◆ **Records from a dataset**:

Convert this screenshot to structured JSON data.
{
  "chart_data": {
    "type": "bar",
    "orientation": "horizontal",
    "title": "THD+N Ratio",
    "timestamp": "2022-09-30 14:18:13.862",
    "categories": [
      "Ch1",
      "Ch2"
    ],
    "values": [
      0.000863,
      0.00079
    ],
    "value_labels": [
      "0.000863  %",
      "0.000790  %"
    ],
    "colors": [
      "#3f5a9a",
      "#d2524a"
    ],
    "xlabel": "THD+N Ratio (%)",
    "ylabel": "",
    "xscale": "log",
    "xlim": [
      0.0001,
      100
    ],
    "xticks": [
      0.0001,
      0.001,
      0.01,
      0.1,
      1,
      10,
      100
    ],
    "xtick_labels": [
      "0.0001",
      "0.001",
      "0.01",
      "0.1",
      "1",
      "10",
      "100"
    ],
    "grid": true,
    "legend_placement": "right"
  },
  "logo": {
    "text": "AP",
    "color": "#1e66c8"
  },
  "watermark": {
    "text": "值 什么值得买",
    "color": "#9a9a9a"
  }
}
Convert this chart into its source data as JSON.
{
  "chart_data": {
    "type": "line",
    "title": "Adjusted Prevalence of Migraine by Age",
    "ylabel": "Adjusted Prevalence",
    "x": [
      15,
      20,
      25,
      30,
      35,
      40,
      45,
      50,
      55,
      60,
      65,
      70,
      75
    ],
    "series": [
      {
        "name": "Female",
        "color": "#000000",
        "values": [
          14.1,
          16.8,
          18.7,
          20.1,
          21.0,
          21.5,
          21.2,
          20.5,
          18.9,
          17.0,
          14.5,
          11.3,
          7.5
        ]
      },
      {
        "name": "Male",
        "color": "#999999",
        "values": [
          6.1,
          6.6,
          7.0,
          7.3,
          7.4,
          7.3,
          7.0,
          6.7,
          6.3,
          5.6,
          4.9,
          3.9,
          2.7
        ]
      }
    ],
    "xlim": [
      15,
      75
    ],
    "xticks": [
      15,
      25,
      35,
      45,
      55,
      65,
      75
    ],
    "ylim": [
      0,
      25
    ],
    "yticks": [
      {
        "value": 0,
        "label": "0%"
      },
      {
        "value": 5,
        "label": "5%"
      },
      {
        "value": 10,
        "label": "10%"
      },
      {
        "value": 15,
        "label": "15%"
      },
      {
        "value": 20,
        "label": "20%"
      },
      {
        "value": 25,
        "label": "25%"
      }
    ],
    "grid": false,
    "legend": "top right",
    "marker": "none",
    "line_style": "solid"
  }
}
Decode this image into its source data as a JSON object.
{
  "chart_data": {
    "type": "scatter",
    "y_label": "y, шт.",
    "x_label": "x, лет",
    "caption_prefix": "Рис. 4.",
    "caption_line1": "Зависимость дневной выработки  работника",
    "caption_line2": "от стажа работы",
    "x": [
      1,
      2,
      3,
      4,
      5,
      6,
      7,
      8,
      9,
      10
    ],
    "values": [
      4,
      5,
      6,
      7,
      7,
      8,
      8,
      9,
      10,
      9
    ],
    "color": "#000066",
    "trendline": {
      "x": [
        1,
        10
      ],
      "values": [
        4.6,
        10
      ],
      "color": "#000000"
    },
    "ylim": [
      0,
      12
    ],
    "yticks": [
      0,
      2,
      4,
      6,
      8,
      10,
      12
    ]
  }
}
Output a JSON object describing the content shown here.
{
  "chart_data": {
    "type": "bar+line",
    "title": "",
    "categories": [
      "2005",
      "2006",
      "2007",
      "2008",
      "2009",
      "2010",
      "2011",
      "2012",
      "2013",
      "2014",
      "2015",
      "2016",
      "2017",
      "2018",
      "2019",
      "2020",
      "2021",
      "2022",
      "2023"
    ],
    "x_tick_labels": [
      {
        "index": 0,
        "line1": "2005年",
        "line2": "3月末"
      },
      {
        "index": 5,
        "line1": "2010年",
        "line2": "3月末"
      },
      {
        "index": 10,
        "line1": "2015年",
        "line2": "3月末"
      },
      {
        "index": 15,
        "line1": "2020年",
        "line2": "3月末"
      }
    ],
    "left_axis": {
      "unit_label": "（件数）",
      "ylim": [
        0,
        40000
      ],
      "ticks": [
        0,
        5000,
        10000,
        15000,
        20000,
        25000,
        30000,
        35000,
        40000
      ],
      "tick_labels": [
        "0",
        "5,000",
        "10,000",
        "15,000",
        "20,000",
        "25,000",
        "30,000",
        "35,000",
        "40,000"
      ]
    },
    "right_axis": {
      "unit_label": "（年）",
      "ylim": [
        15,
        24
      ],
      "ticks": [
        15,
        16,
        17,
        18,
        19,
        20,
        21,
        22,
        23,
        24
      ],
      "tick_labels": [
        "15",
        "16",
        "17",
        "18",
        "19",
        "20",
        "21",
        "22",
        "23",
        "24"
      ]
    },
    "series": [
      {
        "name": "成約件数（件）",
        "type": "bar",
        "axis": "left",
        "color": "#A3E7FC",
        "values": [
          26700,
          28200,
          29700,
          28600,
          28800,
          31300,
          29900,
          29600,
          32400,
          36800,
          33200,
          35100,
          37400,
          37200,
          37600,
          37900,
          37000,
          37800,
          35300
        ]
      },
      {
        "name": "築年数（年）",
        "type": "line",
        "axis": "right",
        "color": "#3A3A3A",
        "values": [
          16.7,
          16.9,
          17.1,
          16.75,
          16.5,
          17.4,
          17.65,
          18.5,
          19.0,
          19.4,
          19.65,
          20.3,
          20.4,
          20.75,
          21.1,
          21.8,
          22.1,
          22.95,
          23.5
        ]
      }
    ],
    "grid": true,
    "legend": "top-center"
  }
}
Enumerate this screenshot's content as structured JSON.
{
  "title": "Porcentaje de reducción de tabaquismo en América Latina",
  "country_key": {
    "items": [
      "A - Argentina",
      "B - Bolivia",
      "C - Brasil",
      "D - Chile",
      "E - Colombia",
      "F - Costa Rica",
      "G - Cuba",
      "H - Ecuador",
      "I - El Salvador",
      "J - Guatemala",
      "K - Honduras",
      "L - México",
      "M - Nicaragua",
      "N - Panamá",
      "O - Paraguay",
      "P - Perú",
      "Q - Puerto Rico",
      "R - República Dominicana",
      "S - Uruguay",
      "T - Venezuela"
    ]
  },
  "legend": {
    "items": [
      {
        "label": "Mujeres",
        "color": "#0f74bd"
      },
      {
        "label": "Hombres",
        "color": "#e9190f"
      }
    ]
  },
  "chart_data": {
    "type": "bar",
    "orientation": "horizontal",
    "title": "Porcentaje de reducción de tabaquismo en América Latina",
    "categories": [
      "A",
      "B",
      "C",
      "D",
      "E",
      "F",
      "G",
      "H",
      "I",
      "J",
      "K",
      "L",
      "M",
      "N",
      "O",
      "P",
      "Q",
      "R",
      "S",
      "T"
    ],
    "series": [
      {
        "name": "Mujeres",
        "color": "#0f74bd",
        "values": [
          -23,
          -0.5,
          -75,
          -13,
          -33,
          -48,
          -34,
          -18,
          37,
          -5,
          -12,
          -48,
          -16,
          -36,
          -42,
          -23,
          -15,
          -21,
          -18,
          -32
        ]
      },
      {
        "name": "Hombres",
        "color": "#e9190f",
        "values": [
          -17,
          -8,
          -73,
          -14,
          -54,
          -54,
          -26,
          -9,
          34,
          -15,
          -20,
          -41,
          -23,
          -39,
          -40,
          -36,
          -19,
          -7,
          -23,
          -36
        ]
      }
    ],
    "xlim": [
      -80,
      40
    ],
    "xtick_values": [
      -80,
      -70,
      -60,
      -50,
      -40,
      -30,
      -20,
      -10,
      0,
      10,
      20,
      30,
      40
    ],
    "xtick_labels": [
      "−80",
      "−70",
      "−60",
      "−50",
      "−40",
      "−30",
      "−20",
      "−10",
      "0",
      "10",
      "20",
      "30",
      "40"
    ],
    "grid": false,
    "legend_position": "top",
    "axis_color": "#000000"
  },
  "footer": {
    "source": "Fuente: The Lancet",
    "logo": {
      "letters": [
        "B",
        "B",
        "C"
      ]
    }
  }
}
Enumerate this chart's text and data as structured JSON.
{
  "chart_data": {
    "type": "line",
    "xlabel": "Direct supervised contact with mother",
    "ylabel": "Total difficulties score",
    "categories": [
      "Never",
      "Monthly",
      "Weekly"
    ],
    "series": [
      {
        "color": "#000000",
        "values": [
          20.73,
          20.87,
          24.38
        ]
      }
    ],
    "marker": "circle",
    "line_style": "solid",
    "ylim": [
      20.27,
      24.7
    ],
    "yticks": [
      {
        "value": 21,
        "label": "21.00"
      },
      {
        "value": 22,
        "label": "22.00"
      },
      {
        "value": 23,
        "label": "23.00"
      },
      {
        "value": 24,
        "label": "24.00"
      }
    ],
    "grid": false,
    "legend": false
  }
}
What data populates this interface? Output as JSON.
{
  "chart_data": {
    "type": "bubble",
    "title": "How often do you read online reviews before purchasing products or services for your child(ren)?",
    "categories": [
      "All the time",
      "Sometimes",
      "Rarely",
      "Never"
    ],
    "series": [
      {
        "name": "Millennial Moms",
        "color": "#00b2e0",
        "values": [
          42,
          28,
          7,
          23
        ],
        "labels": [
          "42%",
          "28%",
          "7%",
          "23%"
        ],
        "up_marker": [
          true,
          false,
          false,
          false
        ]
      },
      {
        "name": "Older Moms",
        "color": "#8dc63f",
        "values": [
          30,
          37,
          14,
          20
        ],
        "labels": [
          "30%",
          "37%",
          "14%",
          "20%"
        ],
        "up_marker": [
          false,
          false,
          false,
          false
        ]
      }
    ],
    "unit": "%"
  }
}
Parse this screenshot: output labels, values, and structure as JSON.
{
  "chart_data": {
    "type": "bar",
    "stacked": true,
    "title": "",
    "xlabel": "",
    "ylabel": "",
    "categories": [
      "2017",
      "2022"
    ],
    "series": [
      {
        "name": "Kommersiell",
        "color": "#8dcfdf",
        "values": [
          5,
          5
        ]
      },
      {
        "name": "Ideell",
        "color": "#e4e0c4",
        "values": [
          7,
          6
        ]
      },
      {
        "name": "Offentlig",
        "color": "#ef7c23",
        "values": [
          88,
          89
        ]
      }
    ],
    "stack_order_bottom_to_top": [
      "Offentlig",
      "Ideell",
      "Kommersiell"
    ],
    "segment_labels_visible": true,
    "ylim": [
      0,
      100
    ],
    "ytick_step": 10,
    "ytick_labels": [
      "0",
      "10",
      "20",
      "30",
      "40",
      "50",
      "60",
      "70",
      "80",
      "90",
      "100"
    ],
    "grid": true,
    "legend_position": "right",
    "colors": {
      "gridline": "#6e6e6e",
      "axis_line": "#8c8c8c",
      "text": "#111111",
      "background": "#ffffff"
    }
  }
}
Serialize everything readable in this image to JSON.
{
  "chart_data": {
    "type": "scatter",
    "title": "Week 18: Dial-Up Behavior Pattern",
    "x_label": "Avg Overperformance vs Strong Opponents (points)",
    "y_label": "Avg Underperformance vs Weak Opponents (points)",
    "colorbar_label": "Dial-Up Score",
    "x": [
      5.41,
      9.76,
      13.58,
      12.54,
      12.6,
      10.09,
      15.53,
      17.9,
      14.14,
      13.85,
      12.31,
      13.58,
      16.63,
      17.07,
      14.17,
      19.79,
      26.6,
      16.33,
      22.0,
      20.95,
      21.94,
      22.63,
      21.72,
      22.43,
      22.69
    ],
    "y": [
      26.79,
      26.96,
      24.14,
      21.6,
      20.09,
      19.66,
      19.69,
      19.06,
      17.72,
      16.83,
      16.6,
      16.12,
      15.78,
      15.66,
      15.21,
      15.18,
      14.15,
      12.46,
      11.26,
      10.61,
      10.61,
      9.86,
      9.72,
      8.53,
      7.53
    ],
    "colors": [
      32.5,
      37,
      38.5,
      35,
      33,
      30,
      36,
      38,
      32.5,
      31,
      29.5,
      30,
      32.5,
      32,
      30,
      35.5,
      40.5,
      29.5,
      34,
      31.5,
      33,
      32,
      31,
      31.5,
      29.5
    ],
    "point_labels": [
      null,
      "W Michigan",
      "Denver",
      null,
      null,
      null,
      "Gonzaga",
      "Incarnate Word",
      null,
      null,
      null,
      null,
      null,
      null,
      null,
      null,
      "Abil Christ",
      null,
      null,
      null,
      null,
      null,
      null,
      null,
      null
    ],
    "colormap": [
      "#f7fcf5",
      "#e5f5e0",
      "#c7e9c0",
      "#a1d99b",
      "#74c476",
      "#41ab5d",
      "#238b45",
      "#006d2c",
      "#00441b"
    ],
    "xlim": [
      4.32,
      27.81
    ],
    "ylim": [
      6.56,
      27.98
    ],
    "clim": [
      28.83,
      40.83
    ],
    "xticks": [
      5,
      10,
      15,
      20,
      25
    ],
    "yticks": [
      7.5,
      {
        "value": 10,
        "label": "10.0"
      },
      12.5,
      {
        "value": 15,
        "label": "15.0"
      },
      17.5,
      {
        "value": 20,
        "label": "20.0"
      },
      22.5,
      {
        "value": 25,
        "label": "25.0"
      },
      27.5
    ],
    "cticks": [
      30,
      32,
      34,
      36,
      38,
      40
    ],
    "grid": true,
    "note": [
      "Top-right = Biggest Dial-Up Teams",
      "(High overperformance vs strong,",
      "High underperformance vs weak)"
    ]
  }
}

◆ **Your goal**:
Among the entries, how many lines contain the string "source"? Give the number without anything else.

◆ **Task answer**:
3